→ Problem requirements
Please check the cold email text below: below what open rate does it say there may be problems with deliverability or the subject line?

→ Text excerpt
Read more about What to Do When You See Negative Replies to Your Cold Emails? >>
If it’s mostly b), that is your reply rates are low, you can take at least 5 actions:
- Check your open rates, for starters. If less than 70-80% of your messages get opened, there may be some problems with deliverability or your subject line scares off the prospects. In such a case, perform the 14 deliverability checks, and then test other versions of the subject line.
- Count the sentences and words in your email. Try to shorten the message. Your prospects may not even read the whole of it, just because it’s too long.
- Check your emails for egocentrism and salesy tone. If you write too much about your product features instead of showing some actual benefits to your recipients, they will lose their interest in no time. If they’re not interested, they will ignore your message.
- Read your call to action. Do you clearly state in your email that you want your prospects to reply? Do you ask them an easy-to-reply-to question? And if you do ask them for something, don’t you ask them for too much?
- Think about your target group. Why did you choose to contact them in the first place? Are they actually a group that may be potentially interested in your solution? Is your pitch attractive to them? Think about your ideal customer profile. If you see no replies, perhaps your offer is not the right match to the group of companies you’re trying to contact. Test the same campaign on a different prospect group and compare the results.

→ Record set
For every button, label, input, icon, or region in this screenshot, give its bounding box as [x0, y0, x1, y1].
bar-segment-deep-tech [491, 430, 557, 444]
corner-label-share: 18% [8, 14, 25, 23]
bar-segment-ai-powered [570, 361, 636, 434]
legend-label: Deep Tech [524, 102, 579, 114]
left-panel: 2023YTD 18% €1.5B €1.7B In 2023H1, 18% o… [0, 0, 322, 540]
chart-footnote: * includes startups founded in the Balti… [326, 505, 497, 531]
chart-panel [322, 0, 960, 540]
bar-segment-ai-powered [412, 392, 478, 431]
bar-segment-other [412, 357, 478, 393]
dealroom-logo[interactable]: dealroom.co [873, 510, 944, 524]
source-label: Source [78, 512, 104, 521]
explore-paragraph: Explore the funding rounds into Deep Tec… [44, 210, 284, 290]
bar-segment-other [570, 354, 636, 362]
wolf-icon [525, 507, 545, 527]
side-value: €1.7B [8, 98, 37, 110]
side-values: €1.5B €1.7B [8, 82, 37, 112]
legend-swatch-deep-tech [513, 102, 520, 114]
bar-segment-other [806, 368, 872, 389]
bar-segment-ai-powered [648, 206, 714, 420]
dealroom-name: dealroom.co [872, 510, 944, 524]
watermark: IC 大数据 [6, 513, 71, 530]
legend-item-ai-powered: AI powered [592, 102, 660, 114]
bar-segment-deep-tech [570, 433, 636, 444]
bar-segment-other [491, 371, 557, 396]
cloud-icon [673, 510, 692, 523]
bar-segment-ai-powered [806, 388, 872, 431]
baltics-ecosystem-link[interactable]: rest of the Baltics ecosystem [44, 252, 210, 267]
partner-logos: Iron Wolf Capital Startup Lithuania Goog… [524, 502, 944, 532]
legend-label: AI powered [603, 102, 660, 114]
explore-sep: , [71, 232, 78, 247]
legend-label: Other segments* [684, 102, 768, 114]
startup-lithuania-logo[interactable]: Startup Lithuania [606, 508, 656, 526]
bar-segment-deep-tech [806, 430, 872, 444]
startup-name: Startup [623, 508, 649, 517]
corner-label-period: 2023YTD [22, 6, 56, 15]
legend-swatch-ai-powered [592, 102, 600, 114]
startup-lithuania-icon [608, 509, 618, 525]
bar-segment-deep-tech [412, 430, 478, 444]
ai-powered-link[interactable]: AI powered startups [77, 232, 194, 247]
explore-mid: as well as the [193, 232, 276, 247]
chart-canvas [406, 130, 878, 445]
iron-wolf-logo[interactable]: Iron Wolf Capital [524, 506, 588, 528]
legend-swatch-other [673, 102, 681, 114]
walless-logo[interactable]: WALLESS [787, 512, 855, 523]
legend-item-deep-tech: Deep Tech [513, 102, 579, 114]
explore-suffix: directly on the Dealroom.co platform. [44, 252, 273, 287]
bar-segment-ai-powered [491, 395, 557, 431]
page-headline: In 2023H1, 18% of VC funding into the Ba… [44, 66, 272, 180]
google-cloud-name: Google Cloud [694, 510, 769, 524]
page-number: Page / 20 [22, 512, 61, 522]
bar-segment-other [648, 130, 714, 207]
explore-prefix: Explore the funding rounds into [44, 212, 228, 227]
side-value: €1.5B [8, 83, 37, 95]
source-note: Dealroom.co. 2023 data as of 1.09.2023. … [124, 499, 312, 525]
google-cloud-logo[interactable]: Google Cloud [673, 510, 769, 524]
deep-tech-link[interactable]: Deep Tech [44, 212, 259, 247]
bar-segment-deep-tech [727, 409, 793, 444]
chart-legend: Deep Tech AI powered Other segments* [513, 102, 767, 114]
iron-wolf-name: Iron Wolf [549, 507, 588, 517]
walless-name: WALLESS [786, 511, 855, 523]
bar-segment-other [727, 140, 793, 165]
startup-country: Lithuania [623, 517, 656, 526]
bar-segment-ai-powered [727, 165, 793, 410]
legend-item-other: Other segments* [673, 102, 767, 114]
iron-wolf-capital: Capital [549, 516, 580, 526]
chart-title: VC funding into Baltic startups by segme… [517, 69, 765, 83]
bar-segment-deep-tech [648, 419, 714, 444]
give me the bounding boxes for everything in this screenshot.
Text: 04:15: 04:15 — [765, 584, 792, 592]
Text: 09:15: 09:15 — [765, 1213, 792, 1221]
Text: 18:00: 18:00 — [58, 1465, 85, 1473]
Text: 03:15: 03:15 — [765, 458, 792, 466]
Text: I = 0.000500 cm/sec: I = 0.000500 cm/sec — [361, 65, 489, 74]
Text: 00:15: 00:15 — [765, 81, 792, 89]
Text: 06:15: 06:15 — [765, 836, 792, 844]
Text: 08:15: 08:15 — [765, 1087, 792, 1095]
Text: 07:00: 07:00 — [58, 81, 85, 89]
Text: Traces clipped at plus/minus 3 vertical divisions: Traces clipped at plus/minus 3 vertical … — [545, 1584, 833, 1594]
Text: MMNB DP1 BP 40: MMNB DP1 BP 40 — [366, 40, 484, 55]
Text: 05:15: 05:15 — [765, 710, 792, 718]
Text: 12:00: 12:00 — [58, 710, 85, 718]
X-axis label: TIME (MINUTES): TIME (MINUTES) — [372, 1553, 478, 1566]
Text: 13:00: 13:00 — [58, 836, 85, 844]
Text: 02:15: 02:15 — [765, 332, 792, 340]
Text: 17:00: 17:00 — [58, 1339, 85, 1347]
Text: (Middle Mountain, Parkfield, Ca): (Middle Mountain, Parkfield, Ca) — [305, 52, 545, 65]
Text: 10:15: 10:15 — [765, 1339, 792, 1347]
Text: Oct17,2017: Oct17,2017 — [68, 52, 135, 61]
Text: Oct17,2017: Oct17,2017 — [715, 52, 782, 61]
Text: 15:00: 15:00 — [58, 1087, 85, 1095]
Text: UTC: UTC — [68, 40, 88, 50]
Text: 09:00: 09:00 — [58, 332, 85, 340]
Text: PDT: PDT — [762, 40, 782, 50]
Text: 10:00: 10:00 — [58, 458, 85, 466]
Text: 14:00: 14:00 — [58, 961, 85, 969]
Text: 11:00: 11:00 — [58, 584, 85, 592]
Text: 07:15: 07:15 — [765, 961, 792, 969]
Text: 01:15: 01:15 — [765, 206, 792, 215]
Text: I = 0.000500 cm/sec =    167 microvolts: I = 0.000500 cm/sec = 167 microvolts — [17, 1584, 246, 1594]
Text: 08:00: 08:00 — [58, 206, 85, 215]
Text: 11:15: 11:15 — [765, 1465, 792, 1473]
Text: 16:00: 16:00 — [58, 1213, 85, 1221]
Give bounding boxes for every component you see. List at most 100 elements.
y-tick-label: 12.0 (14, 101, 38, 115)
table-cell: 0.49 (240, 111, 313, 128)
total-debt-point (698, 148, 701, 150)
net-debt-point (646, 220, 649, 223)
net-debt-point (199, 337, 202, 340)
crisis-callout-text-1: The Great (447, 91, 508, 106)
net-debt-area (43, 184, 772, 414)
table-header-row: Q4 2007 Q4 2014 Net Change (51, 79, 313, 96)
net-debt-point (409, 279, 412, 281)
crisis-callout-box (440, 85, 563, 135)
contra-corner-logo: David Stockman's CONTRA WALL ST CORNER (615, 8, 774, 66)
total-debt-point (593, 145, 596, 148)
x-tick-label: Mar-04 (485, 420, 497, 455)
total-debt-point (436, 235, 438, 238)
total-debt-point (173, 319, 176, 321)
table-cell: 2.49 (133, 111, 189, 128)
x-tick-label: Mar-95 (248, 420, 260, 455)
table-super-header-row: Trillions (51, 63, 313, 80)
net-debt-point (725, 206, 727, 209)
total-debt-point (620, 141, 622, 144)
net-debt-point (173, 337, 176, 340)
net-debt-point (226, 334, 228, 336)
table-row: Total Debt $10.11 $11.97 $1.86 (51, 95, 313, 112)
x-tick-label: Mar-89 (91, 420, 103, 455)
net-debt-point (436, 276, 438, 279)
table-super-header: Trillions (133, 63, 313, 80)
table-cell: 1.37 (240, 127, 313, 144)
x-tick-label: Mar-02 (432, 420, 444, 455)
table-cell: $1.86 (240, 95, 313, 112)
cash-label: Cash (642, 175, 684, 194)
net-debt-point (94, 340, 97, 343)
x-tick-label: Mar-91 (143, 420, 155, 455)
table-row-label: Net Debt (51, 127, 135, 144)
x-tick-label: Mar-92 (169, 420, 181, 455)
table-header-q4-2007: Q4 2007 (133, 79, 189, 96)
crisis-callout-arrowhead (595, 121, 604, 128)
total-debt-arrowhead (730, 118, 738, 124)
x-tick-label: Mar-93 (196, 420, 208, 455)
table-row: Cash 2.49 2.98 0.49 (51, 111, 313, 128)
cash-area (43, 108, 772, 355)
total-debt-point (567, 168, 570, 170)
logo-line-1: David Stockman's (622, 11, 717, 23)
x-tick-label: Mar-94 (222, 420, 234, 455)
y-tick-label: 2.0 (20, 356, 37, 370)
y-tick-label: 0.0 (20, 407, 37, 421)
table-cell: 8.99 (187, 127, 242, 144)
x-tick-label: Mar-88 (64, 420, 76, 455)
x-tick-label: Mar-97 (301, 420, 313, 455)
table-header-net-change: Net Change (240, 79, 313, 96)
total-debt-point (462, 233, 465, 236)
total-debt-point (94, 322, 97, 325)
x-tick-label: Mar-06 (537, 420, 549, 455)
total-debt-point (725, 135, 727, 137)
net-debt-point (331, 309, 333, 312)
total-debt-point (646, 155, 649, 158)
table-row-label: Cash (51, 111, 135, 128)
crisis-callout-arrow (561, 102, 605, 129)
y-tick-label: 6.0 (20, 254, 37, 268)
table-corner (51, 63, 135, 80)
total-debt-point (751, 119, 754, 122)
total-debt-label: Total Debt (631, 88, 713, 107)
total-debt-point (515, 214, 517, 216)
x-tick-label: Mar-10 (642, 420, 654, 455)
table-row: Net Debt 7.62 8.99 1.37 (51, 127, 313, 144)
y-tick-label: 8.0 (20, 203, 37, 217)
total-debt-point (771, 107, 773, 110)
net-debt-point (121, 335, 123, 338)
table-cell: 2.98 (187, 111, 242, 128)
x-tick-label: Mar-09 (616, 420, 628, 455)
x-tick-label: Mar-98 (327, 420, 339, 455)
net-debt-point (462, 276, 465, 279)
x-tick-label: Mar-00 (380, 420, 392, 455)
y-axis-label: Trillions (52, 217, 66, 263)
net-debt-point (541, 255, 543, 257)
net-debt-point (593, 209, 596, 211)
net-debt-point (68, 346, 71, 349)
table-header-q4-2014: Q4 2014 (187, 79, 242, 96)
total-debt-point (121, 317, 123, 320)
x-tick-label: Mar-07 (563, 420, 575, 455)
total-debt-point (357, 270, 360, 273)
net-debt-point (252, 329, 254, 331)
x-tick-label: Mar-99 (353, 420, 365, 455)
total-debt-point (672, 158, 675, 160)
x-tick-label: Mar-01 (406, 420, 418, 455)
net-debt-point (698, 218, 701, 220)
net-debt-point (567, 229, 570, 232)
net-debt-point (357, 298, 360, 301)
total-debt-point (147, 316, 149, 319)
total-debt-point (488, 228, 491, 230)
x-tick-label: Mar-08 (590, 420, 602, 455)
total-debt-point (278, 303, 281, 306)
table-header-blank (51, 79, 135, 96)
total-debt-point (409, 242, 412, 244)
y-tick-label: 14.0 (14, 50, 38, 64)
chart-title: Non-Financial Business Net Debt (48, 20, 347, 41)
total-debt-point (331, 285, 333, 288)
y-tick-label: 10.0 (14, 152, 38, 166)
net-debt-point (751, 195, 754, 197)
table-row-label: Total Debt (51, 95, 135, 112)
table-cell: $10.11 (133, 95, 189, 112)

→ Solution
Below 70-80%, meaning fewer than 70-80% of messages get opened.